- RECORDS SHOWN -
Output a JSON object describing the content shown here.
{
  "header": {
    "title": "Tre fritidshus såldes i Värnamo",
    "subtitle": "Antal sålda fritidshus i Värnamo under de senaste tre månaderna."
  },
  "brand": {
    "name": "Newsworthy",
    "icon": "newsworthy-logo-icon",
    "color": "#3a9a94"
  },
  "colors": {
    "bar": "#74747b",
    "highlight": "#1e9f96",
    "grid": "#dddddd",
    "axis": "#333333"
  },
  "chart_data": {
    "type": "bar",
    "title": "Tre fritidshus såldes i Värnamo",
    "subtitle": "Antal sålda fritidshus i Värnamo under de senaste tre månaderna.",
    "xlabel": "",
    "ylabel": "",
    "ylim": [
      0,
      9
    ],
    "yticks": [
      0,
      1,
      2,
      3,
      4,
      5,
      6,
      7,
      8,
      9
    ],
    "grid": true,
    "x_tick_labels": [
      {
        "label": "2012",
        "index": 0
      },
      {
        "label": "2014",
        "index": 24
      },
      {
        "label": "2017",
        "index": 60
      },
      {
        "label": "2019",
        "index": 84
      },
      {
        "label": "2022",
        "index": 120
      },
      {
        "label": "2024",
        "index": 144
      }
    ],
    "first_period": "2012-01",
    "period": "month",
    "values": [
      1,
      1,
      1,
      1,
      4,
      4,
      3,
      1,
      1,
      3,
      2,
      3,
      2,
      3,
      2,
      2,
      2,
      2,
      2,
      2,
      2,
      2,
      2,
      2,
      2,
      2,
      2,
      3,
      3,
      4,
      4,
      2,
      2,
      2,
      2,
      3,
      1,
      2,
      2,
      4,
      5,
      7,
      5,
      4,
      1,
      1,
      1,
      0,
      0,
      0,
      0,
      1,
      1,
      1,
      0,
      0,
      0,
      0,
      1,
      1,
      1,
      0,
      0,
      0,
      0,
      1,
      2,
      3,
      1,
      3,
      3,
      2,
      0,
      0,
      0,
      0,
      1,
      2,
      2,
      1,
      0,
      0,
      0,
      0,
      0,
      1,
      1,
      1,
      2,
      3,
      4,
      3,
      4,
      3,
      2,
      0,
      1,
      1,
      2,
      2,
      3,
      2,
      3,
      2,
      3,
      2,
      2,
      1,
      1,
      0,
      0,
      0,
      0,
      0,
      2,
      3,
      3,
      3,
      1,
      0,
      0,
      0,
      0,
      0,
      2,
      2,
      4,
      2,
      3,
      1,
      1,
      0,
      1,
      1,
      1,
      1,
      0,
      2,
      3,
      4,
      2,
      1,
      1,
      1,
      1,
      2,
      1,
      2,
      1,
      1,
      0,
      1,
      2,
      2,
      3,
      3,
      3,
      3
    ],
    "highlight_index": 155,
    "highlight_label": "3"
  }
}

- GOAL -
Search the data for "fritidshus". Copy every matching line.

- THE SOLUTION -
    "title": "Tre fritidshus såldes i Värnamo",
    "subtitle": "Antal sålda fritidshus i Värnamo under de senaste tre månaderna."
    "title": "Tre fritidshus såldes i Värnamo",
    "subtitle": "Antal sålda fritidshus i Värnamo under de senaste tre månaderna.",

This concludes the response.